Do this:
Lift out each line of the data that holds "питании".

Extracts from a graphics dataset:
· · · · · · ·

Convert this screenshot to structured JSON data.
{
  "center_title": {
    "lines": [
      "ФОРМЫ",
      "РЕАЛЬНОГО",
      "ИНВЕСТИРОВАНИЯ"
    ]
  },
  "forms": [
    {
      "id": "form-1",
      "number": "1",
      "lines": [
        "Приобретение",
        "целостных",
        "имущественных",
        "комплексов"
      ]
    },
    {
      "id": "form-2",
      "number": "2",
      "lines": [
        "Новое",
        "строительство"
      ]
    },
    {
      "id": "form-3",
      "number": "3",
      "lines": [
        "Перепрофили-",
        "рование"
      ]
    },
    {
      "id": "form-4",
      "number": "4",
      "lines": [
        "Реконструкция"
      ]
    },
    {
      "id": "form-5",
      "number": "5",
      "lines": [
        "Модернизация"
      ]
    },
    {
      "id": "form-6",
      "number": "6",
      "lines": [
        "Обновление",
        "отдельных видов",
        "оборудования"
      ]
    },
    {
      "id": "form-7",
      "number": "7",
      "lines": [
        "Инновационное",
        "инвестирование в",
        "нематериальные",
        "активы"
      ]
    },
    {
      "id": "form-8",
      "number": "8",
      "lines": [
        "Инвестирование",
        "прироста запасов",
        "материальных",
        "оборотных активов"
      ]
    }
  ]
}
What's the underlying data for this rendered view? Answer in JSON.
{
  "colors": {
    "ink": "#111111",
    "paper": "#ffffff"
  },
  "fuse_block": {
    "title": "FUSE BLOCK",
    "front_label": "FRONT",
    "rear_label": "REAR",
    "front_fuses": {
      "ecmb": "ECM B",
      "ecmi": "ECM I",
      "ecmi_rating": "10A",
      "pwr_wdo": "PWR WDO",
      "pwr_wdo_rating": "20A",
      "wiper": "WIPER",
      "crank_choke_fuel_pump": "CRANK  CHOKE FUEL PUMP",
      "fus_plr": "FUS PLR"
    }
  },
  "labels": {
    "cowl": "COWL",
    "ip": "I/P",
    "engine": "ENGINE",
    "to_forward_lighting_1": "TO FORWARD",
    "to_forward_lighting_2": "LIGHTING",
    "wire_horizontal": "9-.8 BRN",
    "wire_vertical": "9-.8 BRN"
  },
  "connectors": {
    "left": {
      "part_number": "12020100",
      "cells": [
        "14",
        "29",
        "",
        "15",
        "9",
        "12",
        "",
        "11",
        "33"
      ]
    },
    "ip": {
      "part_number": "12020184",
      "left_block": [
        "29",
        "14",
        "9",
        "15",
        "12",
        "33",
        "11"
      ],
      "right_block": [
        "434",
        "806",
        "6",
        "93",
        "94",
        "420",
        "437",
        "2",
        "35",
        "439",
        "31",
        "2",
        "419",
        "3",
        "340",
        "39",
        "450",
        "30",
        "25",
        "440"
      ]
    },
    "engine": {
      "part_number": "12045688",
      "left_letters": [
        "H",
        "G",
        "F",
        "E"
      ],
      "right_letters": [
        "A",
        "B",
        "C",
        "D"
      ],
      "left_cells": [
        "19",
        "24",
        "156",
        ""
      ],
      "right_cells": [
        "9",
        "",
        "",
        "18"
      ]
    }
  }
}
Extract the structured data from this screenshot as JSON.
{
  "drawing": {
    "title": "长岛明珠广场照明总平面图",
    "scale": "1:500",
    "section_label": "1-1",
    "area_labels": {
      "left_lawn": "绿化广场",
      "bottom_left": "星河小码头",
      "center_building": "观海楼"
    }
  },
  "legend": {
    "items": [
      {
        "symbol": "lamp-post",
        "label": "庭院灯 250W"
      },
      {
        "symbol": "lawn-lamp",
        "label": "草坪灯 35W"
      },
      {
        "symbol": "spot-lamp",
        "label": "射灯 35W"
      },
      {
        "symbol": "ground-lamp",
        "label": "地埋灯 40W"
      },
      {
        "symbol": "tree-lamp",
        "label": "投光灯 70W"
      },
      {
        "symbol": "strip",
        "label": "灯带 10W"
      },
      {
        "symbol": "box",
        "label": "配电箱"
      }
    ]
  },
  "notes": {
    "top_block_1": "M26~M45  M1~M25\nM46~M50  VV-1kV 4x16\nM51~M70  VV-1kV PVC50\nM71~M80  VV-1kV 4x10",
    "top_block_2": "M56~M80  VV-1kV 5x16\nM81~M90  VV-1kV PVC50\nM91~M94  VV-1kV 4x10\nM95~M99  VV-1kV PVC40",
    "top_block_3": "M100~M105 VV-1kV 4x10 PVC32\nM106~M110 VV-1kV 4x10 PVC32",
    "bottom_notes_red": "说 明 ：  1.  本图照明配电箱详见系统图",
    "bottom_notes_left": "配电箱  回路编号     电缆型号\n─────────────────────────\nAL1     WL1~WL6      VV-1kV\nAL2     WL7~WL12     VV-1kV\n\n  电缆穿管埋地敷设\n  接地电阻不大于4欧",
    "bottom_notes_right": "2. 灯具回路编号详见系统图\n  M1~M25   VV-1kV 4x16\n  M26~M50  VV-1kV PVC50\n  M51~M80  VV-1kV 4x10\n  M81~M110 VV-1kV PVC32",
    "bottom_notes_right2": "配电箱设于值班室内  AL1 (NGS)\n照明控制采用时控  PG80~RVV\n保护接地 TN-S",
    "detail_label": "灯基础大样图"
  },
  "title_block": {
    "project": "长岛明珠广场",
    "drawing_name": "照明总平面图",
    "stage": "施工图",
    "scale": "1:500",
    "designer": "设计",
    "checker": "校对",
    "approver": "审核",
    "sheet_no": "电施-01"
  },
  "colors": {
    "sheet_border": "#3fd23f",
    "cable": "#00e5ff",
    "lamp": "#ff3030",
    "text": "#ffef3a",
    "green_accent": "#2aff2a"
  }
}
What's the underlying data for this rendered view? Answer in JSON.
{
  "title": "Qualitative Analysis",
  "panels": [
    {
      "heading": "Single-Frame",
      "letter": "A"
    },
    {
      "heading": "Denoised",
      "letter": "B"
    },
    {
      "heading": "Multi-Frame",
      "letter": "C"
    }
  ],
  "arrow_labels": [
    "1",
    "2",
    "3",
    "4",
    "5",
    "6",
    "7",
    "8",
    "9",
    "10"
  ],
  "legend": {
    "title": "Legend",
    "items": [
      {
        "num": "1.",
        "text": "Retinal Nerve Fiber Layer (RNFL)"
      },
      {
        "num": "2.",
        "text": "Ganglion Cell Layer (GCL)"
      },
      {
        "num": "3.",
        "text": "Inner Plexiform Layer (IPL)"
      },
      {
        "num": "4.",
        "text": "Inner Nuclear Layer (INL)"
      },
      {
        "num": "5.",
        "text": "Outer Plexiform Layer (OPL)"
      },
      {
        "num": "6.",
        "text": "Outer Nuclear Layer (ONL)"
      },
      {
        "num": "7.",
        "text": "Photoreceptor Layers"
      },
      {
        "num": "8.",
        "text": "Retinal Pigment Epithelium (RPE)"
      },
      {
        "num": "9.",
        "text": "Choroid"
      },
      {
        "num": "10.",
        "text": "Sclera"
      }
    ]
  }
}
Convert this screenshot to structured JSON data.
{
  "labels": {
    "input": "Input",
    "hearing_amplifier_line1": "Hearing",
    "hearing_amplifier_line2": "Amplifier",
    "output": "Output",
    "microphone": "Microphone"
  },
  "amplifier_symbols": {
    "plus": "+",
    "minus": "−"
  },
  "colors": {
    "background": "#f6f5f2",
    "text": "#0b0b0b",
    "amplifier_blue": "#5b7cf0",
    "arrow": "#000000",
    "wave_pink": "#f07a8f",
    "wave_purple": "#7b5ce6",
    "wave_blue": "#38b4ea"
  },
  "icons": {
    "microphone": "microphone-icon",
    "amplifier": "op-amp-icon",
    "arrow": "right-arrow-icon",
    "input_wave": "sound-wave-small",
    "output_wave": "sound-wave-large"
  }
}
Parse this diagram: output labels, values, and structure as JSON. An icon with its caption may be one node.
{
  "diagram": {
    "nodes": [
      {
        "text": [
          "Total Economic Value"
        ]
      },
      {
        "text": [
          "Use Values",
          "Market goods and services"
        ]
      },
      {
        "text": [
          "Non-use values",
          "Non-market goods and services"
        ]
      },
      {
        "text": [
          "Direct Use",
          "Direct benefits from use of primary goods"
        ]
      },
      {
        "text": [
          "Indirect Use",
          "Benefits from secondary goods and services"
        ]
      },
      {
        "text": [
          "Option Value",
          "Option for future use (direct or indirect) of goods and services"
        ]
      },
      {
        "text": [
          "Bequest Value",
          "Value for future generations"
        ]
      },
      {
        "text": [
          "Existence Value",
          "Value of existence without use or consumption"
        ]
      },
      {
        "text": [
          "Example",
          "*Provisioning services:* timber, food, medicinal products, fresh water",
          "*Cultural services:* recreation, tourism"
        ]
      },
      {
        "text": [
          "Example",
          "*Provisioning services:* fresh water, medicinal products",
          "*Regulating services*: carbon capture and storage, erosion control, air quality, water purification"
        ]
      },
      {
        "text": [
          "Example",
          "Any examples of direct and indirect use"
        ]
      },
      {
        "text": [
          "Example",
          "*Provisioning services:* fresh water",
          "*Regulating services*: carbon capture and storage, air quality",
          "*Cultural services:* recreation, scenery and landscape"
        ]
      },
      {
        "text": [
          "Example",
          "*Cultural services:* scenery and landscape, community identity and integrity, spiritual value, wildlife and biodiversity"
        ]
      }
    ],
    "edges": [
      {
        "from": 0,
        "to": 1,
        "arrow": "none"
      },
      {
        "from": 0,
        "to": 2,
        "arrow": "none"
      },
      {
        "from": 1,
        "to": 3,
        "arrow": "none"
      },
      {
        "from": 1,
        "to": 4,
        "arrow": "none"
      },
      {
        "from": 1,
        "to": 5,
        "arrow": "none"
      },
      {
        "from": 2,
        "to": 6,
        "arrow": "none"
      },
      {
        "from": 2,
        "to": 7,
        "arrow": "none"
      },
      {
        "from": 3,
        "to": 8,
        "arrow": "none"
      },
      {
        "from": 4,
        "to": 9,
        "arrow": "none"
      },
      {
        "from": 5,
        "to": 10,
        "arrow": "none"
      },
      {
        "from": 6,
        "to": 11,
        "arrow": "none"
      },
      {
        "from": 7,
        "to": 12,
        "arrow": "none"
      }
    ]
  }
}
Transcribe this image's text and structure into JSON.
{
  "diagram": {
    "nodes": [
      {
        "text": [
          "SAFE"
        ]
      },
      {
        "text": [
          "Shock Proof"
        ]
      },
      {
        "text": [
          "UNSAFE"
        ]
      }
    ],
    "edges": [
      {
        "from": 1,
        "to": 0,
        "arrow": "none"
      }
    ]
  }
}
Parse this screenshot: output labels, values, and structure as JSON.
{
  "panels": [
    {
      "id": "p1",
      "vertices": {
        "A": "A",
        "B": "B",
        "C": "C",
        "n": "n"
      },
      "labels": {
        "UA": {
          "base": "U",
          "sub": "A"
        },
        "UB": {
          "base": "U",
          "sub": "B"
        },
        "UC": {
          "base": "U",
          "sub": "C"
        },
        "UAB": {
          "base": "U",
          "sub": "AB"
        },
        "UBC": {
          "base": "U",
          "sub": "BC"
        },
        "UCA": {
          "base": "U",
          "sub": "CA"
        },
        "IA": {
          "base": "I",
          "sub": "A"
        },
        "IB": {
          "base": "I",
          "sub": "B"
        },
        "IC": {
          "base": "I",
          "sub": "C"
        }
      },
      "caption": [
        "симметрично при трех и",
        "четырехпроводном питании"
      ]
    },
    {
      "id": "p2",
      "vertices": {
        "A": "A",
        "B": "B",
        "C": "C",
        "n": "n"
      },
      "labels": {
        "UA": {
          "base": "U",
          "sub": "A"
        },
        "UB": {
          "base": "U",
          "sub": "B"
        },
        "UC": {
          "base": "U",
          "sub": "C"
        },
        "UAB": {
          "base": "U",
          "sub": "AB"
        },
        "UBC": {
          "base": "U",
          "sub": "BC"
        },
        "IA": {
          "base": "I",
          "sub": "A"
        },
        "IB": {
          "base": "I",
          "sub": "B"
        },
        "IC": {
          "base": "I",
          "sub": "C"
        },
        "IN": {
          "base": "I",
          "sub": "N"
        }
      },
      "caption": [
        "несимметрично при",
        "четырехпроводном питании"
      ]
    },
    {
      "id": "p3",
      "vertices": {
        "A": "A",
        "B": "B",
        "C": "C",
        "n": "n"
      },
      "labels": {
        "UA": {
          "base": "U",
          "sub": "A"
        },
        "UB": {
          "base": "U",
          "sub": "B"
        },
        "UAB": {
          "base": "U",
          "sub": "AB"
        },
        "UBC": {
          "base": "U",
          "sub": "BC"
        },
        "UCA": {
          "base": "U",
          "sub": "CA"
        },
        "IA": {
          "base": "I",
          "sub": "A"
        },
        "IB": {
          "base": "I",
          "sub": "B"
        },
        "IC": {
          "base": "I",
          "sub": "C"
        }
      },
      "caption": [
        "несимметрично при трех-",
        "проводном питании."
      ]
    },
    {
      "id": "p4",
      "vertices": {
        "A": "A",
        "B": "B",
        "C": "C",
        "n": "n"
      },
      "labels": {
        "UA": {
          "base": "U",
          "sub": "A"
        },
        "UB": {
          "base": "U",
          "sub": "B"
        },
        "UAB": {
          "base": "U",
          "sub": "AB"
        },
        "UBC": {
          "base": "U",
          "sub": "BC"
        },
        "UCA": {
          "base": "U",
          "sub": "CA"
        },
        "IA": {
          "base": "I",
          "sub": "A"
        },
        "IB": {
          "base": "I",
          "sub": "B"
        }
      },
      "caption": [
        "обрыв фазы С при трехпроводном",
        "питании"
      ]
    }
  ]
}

· · · · · · ·

Answer to the exercise:
        "четырехпроводном питании"
        "четырехпроводном питании"
        "проводном питании."
        "питании"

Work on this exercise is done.